• Required task:
Review the material and extract every line in which the word "that" occurs.

## begin Dataset

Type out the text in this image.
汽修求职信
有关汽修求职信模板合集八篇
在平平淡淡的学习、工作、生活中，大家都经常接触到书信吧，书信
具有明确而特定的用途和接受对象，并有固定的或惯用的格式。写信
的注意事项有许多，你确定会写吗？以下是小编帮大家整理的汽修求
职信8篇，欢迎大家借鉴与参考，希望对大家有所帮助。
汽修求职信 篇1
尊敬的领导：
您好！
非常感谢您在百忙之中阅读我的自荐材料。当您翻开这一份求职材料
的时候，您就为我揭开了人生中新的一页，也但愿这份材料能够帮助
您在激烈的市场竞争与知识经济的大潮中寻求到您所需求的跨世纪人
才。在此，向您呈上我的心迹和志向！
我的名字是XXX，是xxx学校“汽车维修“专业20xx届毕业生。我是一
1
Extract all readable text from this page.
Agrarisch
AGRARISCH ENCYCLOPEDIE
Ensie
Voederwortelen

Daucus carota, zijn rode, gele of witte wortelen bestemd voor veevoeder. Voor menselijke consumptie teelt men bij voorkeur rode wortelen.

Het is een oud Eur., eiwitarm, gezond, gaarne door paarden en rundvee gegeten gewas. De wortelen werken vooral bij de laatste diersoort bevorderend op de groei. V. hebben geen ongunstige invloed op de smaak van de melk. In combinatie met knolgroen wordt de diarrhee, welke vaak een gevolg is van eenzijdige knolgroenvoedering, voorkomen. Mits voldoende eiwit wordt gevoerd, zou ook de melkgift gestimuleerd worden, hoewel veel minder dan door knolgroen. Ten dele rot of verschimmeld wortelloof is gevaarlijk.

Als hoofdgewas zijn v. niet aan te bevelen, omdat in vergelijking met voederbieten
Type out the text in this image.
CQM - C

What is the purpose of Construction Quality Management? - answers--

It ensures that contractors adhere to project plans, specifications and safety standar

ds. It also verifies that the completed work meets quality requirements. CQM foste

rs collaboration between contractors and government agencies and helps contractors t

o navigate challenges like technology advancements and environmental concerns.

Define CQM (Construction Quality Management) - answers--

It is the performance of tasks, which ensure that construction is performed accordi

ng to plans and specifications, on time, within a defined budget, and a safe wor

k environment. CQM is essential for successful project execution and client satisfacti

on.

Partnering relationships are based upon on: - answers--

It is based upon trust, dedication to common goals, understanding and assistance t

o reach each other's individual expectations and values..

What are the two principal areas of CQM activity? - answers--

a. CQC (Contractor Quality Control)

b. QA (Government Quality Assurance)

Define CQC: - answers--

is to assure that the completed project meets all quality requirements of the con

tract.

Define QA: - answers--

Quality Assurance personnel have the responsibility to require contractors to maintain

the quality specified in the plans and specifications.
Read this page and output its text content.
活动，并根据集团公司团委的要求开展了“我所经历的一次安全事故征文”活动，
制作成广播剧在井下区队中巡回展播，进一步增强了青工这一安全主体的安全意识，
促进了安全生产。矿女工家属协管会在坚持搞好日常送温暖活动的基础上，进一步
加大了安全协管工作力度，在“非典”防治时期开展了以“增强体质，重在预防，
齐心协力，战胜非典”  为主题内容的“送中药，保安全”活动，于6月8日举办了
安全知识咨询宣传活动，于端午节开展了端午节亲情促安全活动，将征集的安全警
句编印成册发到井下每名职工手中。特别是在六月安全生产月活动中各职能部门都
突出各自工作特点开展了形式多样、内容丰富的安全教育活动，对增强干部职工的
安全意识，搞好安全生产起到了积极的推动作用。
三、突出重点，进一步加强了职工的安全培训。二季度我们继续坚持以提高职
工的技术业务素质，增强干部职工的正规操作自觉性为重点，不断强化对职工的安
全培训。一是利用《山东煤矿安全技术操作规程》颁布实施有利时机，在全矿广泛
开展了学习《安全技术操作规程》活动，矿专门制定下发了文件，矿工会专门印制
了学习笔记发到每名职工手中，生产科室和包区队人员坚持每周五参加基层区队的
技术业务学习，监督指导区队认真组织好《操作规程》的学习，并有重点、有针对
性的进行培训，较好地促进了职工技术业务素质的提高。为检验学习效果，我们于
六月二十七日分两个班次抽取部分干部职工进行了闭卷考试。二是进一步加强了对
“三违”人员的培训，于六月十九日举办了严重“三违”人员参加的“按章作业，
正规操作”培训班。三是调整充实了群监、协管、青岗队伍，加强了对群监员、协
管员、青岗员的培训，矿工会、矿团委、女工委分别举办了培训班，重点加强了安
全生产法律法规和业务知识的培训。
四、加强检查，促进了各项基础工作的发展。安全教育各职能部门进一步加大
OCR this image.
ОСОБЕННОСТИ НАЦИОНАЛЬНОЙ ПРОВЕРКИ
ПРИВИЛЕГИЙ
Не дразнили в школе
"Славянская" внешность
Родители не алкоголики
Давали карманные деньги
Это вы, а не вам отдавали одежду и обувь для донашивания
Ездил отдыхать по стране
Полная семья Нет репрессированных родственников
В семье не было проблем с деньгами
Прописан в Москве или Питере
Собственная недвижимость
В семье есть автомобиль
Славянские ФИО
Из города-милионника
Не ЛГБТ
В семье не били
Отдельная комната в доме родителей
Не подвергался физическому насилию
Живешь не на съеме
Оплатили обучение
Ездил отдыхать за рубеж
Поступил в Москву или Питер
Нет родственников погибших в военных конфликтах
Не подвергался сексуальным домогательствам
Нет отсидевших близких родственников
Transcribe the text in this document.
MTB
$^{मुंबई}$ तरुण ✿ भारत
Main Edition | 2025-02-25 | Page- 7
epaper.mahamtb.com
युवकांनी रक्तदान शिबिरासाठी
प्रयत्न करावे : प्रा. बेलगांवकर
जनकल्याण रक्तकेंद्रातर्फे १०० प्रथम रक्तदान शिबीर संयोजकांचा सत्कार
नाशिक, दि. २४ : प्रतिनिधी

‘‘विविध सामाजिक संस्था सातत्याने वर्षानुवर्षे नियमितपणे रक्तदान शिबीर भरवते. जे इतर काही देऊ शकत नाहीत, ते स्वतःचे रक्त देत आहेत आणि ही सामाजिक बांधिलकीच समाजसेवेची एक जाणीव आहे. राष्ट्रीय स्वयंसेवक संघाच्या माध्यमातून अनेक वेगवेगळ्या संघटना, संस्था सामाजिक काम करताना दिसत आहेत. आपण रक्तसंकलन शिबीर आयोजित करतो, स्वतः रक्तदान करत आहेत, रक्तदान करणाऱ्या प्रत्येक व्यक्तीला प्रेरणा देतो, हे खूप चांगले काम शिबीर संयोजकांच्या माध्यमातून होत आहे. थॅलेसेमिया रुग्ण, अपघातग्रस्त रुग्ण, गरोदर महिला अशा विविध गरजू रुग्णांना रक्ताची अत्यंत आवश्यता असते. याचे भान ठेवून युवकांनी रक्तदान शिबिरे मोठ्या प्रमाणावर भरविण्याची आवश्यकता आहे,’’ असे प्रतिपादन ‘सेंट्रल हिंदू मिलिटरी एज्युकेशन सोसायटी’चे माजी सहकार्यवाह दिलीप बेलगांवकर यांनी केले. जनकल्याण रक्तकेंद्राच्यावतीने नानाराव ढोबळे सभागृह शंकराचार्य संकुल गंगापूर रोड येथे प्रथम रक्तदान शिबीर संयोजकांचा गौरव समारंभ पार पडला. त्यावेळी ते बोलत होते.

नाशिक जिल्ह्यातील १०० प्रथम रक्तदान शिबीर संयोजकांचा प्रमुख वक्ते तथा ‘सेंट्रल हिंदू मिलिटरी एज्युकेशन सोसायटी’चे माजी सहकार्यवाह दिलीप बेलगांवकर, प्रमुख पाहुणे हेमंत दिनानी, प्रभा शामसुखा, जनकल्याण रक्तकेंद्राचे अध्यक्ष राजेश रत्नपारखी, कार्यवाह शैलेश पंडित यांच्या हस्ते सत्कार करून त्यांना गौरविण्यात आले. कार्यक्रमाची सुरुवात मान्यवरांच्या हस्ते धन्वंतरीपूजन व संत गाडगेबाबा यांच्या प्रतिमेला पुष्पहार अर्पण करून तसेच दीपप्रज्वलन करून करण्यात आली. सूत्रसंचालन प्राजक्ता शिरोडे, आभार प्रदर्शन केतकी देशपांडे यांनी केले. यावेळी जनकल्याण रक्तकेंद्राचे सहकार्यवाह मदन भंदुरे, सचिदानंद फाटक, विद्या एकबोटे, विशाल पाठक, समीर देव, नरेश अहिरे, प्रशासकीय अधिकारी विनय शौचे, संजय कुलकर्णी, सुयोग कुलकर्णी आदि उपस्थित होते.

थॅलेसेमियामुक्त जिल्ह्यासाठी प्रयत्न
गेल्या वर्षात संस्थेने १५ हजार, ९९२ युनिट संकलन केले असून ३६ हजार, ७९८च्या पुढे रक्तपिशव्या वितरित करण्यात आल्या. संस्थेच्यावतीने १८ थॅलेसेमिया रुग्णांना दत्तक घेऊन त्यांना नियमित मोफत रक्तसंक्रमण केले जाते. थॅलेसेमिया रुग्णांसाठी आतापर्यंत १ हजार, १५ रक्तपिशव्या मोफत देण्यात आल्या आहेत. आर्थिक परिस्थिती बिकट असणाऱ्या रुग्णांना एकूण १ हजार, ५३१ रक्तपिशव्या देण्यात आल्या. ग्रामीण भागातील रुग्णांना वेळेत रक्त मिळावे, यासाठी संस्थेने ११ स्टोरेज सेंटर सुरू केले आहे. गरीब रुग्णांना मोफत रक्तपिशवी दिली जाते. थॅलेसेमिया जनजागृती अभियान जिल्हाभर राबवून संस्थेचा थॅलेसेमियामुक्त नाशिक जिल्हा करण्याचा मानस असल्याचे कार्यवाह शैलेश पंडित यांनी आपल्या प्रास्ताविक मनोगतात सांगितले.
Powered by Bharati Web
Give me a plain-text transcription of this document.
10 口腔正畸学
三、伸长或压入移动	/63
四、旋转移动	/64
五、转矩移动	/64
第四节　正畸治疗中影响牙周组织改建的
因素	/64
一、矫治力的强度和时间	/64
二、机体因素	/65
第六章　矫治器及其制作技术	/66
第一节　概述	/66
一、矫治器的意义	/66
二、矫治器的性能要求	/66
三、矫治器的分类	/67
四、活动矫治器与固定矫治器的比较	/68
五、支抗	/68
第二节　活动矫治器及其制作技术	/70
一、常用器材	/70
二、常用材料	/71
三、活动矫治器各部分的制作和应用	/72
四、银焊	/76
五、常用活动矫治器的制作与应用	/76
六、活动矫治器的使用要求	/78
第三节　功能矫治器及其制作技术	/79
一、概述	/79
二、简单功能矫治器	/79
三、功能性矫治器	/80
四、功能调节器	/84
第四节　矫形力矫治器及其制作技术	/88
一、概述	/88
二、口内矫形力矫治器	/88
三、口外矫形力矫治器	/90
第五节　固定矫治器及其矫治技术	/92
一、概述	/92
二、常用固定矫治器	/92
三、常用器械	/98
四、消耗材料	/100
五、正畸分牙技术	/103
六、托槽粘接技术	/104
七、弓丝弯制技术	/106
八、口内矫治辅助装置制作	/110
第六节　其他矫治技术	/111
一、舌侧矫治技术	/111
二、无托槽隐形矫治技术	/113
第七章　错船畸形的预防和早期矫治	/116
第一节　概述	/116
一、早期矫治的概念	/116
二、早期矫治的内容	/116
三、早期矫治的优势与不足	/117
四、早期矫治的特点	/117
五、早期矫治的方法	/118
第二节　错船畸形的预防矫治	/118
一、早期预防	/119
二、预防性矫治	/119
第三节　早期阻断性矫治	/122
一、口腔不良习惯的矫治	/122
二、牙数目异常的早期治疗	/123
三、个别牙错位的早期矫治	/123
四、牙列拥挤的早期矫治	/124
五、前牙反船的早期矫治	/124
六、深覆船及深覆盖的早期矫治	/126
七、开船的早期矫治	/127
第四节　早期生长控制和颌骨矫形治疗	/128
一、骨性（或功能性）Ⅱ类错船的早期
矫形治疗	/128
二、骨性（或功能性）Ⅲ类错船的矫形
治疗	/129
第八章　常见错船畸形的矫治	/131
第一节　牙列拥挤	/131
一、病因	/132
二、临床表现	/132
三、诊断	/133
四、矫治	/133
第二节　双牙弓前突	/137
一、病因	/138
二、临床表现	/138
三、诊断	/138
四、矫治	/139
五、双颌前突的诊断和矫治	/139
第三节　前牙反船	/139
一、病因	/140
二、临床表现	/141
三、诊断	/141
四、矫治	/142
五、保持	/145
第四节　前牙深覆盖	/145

## end Dataset

• Written answer:
It ensures that contractors adhere to project plans, specifications and safety standar
ds. It also verifies that the completed work meets quality requirements. CQM foste
It is the performance of tasks, which ensure that construction is performed accordi
is to assure that the completed project meets all quality requirements of the con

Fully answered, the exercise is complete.